— begin Records shown —
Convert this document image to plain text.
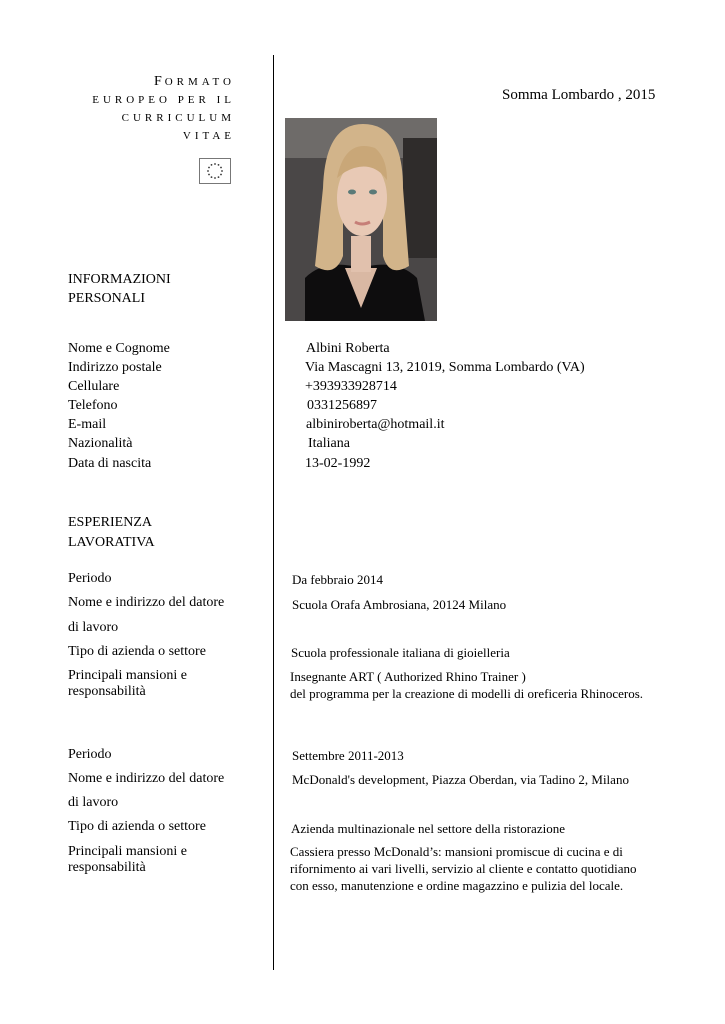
FORMATO
EUROPEO PER IL
CURRICULUM
VITAE
Somma Lombardo , 2015
INFORMAZIONI
PERSONALI
Nome e Cognome
Indirizzo postale
Cellulare
Telefono
E-mail
Nazionalità
Data di nascita
Albini Roberta
Via Mascagni 13, 21019, Somma Lombardo (VA)
+393933928714
0331256897
albiniroberta@hotmail.it
Italiana
13-02-1992
ESPERIENZA
LAVORATIVA
Periodo
Nome e indirizzo del datore
di lavoro
Tipo di azienda o settore
Principali mansioni e
responsabilità
Da febbraio 2014
Scuola Orafa Ambrosiana, 20124 Milano
Scuola professionale italiana di gioielleria
Insegnante ART ( Authorized Rhino Trainer )
del programma per la creazione di modelli di oreficeria Rhinoceros.
Periodo
Nome e indirizzo del datore
di lavoro
Tipo di azienda o settore
Principali mansioni e
responsabilità
Settembre 2011-2013
McDonald's development, Piazza Oberdan, via Tadino 2, Milano
Azienda multinazionale nel settore della ristorazione
Cassiera presso McDonald’s: mansioni promiscue di cucina e di
rifornimento ai vari livelli, servizio al cliente e contatto quotidiano
con esso, manutenzione e ordine magazzino e pulizia del locale.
— end Records shown —
Go through the listing above and quote it exactly, apart from its images.

Convert this document image to plain text.
FORMATO
EUROPEO PER IL
CURRICULUM
VITAE
Somma Lombardo , 2015
INFORMAZIONI
PERSONALI
Nome e Cognome
Indirizzo postale
Cellulare
Telefono
E-mail
Nazionalità
Data di nascita
Albini Roberta
Via Mascagni 13, 21019, Somma Lombardo (VA)
+393933928714
0331256897
albiniroberta@hotmail.it
Italiana
13-02-1992
ESPERIENZA
LAVORATIVA
Periodo
Nome e indirizzo del datore
di lavoro
Tipo di azienda o settore
Principali mansioni e
responsabilità
Da febbraio 2014
Scuola Orafa Ambrosiana, 20124 Milano
Scuola professionale italiana di gioielleria
Insegnante ART ( Authorized Rhino Trainer )
del programma per la creazione di modelli di oreficeria Rhinoceros.
Periodo
Nome e indirizzo del datore
di lavoro
Tipo di azienda o settore
Principali mansioni e
responsabilità
Settembre 2011-2013
McDonald's development, Piazza Oberdan, via Tadino 2, Milano
Azienda multinazionale nel settore della ristorazione
Cassiera presso McDonald’s: mansioni promiscue di cucina e di
rifornimento ai vari livelli, servizio al cliente e contatto quotidiano
con esso, manutenzione e ordine magazzino e pulizia del locale.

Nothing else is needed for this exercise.